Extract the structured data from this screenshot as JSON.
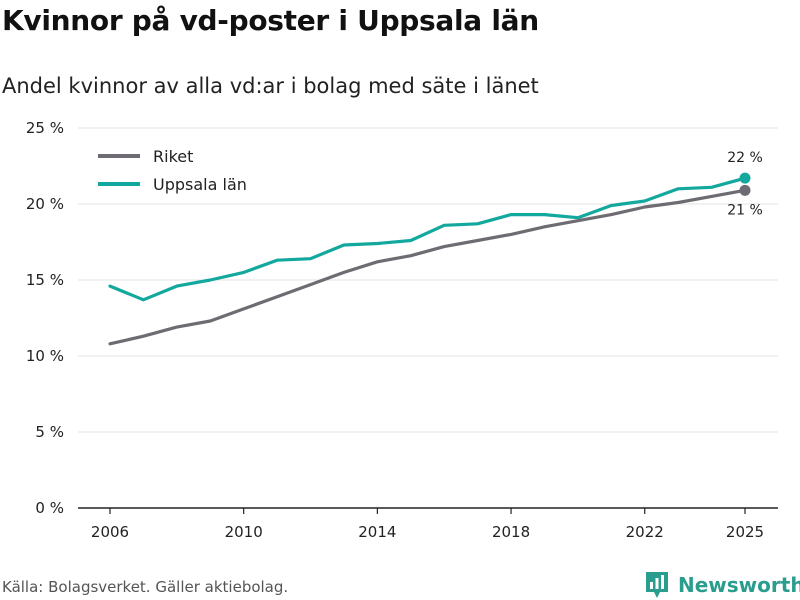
{
  "header": {
    "title": "Kvinnor på vd-poster i Uppsala län",
    "subtitle": "Andel kvinnor av alla vd:ar i bolag med säte i länet"
  },
  "footer": {
    "source": "Källa: Bolagsverket. Gäller aktiebolag.",
    "brand": "Newsworthy",
    "brand_icon": "bar-chart-logo-icon"
  },
  "colors": {
    "riket": "#6e6c72",
    "uppsala": "#13a89e",
    "grid": "#e3e3e3",
    "axis": "#222222"
  },
  "chart_data": {
    "type": "line",
    "title": "Kvinnor på vd-poster i Uppsala län",
    "subtitle": "Andel kvinnor av alla vd:ar i bolag med säte i länet",
    "xlabel": "",
    "ylabel": "",
    "x": [
      2006,
      2007,
      2008,
      2009,
      2010,
      2011,
      2012,
      2013,
      2014,
      2015,
      2016,
      2017,
      2018,
      2019,
      2020,
      2021,
      2022,
      2023,
      2024,
      2025
    ],
    "xticks": [
      2006,
      2010,
      2014,
      2018,
      2022,
      2025
    ],
    "xtick_labels": [
      "2006",
      "2010",
      "2014",
      "2018",
      "2022",
      "2025"
    ],
    "ylim": [
      0,
      25
    ],
    "yticks": [
      0,
      5,
      10,
      15,
      20,
      25
    ],
    "ytick_labels": [
      "0 %",
      "5 %",
      "10 %",
      "15 %",
      "20 %",
      "25 %"
    ],
    "grid": true,
    "legend_position": "top-left",
    "series": [
      {
        "name": "Riket",
        "color": "#6e6c72",
        "values": [
          10.8,
          11.3,
          11.9,
          12.3,
          13.1,
          13.9,
          14.7,
          15.5,
          16.2,
          16.6,
          17.2,
          17.6,
          18.0,
          18.5,
          18.9,
          19.3,
          19.8,
          20.1,
          20.5,
          20.9
        ],
        "end_label": "21 %"
      },
      {
        "name": "Uppsala län",
        "color": "#13a89e",
        "values": [
          14.6,
          13.7,
          14.6,
          15.0,
          15.5,
          16.3,
          16.4,
          17.3,
          17.4,
          17.6,
          18.6,
          18.7,
          19.3,
          19.3,
          19.1,
          19.9,
          20.2,
          21.0,
          21.1,
          21.7
        ],
        "end_label": "22 %"
      }
    ]
  }
}
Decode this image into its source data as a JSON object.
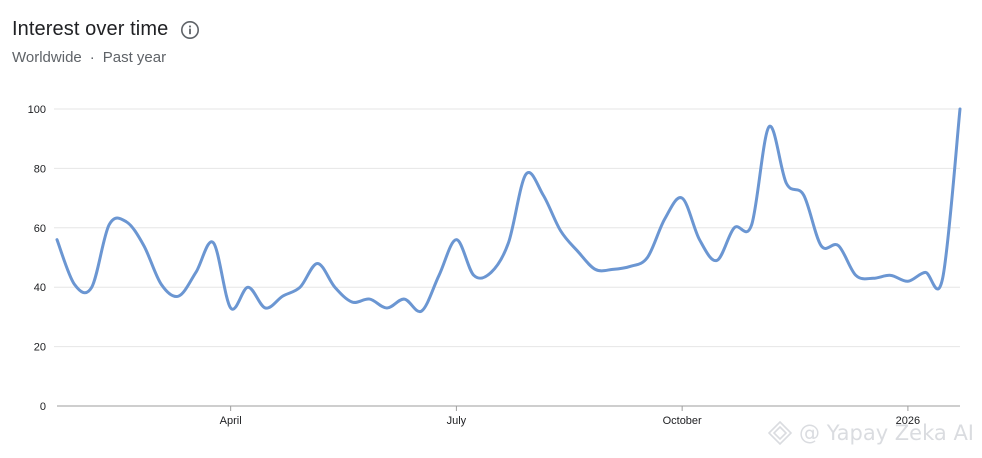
{
  "header": {
    "title": "Interest over time",
    "region": "Worldwide",
    "separator": "·",
    "period": "Past year",
    "info_icon": "info-icon"
  },
  "watermark": {
    "text": "@ Yapay Zeka AI",
    "logo_icon": "diamond-logo-icon"
  },
  "colors": {
    "line": "#6b96d2",
    "grid": "#e6e6e6",
    "axis": "#9e9e9e",
    "text": "#202124",
    "muted": "#5f6368"
  },
  "chart_data": {
    "type": "line",
    "title": "Interest over time",
    "xlabel": "",
    "ylabel": "",
    "ylim": [
      0,
      100
    ],
    "yticks": [
      "0",
      "20",
      "40",
      "60",
      "80",
      "100"
    ],
    "xticks": [
      {
        "label": "April",
        "index": 10
      },
      {
        "label": "July",
        "index": 23
      },
      {
        "label": "October",
        "index": 36
      },
      {
        "label": "2026",
        "index": 49
      }
    ],
    "grid": true,
    "series": [
      {
        "values": [
          56,
          41,
          40,
          61,
          62,
          54,
          41,
          37,
          45,
          55,
          33,
          40,
          33,
          37,
          40,
          48,
          40,
          35,
          36,
          33,
          36,
          32,
          44,
          56,
          44,
          45,
          55,
          78,
          71,
          59,
          52,
          46,
          46,
          47,
          50,
          63,
          70,
          56,
          49,
          60,
          61,
          94,
          75,
          71,
          54,
          54,
          44,
          43,
          44,
          42,
          45,
          43,
          100
        ]
      }
    ]
  }
}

━━━━━━━━━━━━━━━━━━━━━━━━━━━━━━

:: THE TASK ::
Give back the entries verbatim. Do not include any picture.

:: SOLUTION FOR THIS TASK ::
Extract the structured data from this screenshot as JSON.
{
  "header": {
    "title": "Kvinnor på vd-poster i Uppsala län",
    "subtitle": "Andel kvinnor av alla vd:ar i bolag med säte i länet"
  },
  "footer": {
    "source": "Källa: Bolagsverket. Gäller aktiebolag.",
    "brand": "Newsworthy",
    "brand_icon": "bar-chart-logo-icon"
  },
  "colors": {
    "riket": "#6e6c72",
    "uppsala": "#13a89e",
    "grid": "#e3e3e3",
    "axis": "#222222"
  },
  "chart_data": {
    "type": "line",
    "title": "Kvinnor på vd-poster i Uppsala län",
    "subtitle": "Andel kvinnor av alla vd:ar i bolag med säte i länet",
    "xlabel": "",
    "ylabel": "",
    "x": [
      2006,
      2007,
      2008,
      2009,
      2010,
      2011,
      2012,
      2013,
      2014,
      2015,
      2016,
      2017,
      2018,
      2019,
      2020,
      2021,
      2022,
      2023,
      2024,
      2025
    ],
    "xticks": [
      2006,
      2010,
      2014,
      2018,
      2022,
      2025
    ],
    "xtick_labels": [
      "2006",
      "2010",
      "2014",
      "2018",
      "2022",
      "2025"
    ],
    "ylim": [
      0,
      25
    ],
    "yticks": [
      0,
      5,
      10,
      15,
      20,
      25
    ],
    "ytick_labels": [
      "0 %",
      "5 %",
      "10 %",
      "15 %",
      "20 %",
      "25 %"
    ],
    "grid": true,
    "legend_position": "top-left",
    "series": [
      {
        "name": "Riket",
        "color": "#6e6c72",
        "values": [
          10.8,
          11.3,
          11.9,
          12.3,
          13.1,
          13.9,
          14.7,
          15.5,
          16.2,
          16.6,
          17.2,
          17.6,
          18.0,
          18.5,
          18.9,
          19.3,
          19.8,
          20.1,
          20.5,
          20.9
        ],
        "end_label": "21 %"
      },
      {
        "name": "Uppsala län",
        "color": "#13a89e",
        "values": [
          14.6,
          13.7,
          14.6,
          15.0,
          15.5,
          16.3,
          16.4,
          17.3,
          17.4,
          17.6,
          18.6,
          18.7,
          19.3,
          19.3,
          19.1,
          19.9,
          20.2,
          21.0,
          21.1,
          21.7
        ],
        "end_label": "22 %"
      }
    ]
  }
}
Decode this image into its source data as a JSON object.
{
  "header": {
    "title": "Interest over time",
    "region": "Worldwide",
    "separator": "·",
    "period": "Past year",
    "info_icon": "info-icon"
  },
  "watermark": {
    "text": "@ Yapay Zeka AI",
    "logo_icon": "diamond-logo-icon"
  },
  "colors": {
    "line": "#6b96d2",
    "grid": "#e6e6e6",
    "axis": "#9e9e9e",
    "text": "#202124",
    "muted": "#5f6368"
  },
  "chart_data": {
    "type": "line",
    "title": "Interest over time",
    "xlabel": "",
    "ylabel": "",
    "ylim": [
      0,
      100
    ],
    "yticks": [
      "0",
      "20",
      "40",
      "60",
      "80",
      "100"
    ],
    "xticks": [
      {
        "label": "April",
        "index": 10
      },
      {
        "label": "July",
        "index": 23
      },
      {
        "label": "October",
        "index": 36
      },
      {
        "label": "2026",
        "index": 49
      }
    ],
    "grid": true,
    "series": [
      {
        "values": [
          56,
          41,
          40,
          61,
          62,
          54,
          41,
          37,
          45,
          55,
          33,
          40,
          33,
          37,
          40,
          48,
          40,
          35,
          36,
          33,
          36,
          32,
          44,
          56,
          44,
          45,
          55,
          78,
          71,
          59,
          52,
          46,
          46,
          47,
          50,
          63,
          70,
          56,
          49,
          60,
          61,
          94,
          75,
          71,
          54,
          54,
          44,
          43,
          44,
          42,
          45,
          43,
          100
        ]
      }
    ]
  }
}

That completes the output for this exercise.